> [Instructions to follow]: Select every line containing the word "year" from the material, and copy those lines.
──────── Information given ────────
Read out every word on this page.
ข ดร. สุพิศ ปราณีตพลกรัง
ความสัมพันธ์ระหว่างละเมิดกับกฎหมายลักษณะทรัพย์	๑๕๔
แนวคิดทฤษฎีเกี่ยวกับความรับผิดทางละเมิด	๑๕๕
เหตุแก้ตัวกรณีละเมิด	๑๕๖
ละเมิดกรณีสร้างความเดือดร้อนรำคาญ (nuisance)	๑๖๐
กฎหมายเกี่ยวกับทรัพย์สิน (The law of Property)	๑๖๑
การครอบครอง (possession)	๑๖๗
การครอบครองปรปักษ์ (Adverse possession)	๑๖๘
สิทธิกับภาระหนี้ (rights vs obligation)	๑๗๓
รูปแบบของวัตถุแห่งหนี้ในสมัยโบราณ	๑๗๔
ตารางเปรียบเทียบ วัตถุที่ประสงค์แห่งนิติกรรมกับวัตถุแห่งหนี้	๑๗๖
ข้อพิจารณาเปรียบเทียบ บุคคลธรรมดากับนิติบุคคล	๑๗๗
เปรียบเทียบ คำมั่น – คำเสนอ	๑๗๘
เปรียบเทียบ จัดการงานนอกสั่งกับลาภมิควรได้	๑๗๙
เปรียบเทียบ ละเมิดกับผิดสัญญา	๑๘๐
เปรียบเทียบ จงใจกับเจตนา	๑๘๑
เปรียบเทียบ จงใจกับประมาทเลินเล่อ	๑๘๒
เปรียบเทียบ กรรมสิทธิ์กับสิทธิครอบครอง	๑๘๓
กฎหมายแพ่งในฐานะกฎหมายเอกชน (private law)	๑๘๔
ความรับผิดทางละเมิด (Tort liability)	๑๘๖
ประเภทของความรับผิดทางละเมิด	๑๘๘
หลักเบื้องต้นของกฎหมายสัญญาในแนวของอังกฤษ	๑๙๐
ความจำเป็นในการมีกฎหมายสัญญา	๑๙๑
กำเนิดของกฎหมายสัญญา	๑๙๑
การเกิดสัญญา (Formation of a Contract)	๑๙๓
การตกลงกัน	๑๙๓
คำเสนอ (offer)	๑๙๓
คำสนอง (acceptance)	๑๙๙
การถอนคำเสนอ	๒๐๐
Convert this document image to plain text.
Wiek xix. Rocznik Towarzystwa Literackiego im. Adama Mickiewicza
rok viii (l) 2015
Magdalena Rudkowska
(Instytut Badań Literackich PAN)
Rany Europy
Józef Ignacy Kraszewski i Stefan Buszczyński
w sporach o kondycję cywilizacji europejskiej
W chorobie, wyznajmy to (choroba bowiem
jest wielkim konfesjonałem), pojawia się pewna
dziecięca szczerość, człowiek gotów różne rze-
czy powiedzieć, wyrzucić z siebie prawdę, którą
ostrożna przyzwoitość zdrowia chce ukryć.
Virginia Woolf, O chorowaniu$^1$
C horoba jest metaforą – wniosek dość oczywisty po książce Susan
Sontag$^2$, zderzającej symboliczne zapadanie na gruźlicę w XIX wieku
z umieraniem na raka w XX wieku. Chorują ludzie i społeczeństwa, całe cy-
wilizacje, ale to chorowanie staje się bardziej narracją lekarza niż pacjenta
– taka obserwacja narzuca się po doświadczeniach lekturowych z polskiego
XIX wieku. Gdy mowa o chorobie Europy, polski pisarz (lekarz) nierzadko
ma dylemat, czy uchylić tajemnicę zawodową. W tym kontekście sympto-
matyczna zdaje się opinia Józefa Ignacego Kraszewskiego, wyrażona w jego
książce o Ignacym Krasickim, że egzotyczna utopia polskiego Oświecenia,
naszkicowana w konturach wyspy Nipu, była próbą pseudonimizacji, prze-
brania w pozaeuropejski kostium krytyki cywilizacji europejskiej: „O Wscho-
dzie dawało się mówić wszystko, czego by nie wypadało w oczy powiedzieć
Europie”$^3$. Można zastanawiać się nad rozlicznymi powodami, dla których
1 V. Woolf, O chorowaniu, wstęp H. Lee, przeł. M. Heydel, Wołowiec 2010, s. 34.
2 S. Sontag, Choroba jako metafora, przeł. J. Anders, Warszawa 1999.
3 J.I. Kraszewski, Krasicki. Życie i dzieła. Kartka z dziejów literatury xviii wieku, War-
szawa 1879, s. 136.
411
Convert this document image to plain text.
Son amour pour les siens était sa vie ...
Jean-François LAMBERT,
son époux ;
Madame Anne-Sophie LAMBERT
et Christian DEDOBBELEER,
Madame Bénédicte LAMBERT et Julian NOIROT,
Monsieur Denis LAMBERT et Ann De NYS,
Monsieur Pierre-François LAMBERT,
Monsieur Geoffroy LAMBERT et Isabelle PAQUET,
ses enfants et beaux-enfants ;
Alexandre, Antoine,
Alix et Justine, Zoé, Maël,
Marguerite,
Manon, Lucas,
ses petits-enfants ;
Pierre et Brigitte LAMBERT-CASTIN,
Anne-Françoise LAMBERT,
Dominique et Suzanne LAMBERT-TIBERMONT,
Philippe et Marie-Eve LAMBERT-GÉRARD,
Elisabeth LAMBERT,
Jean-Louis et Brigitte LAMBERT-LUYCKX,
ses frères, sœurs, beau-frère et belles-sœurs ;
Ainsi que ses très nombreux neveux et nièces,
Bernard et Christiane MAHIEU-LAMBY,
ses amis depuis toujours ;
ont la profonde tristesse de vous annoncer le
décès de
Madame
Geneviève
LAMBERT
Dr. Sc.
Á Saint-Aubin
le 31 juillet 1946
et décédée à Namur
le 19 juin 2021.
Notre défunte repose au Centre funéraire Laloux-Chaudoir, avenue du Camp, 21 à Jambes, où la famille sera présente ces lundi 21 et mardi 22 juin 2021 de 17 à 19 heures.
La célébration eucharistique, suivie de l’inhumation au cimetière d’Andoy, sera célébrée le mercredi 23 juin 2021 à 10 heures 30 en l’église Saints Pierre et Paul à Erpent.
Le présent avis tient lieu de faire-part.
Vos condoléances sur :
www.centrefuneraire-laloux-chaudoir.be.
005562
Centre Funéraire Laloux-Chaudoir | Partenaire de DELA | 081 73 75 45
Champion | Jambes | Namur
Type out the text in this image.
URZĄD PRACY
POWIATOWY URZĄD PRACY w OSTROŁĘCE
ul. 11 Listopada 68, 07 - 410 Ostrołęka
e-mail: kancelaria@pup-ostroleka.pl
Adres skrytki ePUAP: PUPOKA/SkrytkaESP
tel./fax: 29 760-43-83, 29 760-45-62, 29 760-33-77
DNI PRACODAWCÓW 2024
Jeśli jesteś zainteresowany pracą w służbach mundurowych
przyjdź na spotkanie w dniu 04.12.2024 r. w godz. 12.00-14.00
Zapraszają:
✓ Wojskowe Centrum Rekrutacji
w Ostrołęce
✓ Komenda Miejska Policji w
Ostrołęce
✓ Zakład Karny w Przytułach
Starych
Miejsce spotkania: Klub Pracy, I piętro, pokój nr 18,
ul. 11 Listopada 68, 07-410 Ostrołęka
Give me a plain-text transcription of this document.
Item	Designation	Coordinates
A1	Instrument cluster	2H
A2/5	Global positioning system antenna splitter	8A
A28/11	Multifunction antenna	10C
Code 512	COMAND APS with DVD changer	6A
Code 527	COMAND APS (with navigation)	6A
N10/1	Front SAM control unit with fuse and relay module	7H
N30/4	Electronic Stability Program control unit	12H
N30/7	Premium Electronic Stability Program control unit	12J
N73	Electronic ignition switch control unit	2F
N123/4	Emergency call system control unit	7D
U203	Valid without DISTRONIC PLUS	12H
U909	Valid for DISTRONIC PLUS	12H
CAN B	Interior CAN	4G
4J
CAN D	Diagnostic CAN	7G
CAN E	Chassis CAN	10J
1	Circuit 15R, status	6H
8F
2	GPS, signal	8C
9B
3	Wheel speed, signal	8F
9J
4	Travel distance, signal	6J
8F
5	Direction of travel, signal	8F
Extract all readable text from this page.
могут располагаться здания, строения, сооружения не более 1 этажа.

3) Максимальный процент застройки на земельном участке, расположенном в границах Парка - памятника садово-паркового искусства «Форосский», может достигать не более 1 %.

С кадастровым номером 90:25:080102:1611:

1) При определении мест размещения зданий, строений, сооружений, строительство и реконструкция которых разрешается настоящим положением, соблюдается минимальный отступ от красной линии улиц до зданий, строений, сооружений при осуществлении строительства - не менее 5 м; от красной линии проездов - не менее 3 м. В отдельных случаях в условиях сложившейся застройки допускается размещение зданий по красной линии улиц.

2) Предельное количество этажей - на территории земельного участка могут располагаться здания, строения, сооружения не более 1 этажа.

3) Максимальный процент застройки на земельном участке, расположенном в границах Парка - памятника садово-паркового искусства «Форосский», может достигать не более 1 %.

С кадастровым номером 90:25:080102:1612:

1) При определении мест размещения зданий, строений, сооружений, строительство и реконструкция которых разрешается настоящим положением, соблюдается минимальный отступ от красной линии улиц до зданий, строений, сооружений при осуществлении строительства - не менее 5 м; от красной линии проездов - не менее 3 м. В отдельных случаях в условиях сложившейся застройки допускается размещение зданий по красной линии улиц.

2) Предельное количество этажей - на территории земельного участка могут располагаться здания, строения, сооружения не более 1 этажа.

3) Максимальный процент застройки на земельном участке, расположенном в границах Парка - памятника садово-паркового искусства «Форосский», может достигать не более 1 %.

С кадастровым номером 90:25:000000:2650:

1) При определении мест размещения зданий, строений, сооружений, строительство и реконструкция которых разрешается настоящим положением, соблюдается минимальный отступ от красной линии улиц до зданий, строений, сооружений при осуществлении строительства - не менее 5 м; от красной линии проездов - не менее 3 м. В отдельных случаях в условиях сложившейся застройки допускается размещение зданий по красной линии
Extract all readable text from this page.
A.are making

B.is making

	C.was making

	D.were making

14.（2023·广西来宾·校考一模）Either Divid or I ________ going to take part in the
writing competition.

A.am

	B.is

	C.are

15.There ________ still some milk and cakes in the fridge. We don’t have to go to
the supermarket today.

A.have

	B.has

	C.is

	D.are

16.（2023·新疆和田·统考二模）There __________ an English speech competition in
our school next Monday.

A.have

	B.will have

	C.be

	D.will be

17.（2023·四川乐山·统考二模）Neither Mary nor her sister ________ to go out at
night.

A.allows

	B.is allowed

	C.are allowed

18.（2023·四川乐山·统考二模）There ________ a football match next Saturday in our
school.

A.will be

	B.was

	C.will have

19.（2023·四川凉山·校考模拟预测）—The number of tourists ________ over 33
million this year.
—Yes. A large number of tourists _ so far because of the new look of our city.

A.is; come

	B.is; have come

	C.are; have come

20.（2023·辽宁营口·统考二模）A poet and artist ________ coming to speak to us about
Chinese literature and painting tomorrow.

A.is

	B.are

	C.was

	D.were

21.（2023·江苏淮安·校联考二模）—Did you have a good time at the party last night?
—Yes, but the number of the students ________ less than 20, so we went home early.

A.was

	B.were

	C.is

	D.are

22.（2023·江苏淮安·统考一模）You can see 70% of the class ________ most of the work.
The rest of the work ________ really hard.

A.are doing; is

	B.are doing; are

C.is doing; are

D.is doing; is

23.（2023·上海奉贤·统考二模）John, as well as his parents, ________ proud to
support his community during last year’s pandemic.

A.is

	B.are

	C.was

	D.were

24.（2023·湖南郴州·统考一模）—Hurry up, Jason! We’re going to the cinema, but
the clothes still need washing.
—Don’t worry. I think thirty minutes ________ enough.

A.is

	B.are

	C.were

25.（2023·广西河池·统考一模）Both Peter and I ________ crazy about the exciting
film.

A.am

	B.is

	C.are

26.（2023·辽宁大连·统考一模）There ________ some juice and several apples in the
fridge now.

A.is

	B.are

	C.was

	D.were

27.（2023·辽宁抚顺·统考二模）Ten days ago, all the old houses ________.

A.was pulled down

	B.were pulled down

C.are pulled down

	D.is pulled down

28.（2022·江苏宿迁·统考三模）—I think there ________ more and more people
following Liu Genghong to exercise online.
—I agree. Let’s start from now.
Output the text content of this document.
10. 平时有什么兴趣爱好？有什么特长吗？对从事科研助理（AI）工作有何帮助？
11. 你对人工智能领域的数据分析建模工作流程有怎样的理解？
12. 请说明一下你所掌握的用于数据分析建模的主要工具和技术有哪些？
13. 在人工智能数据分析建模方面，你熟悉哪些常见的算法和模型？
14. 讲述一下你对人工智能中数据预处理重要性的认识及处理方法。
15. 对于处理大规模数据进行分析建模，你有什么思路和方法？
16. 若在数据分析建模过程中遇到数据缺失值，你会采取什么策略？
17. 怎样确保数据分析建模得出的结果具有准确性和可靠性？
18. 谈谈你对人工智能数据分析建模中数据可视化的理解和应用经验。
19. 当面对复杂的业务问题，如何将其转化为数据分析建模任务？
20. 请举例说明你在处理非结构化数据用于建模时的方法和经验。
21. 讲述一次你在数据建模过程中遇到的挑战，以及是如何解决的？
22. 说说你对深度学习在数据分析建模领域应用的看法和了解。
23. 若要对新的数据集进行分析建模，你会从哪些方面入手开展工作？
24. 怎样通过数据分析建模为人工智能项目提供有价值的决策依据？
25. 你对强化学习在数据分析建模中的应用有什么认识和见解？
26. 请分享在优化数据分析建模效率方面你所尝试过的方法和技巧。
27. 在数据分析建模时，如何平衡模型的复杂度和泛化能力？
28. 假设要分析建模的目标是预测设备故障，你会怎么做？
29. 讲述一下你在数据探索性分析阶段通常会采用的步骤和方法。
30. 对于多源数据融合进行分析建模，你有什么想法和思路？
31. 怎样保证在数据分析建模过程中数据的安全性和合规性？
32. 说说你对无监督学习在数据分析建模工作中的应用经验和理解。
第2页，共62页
────────
> [Finished task]:
million this year.
support his community during last year’s pandemic.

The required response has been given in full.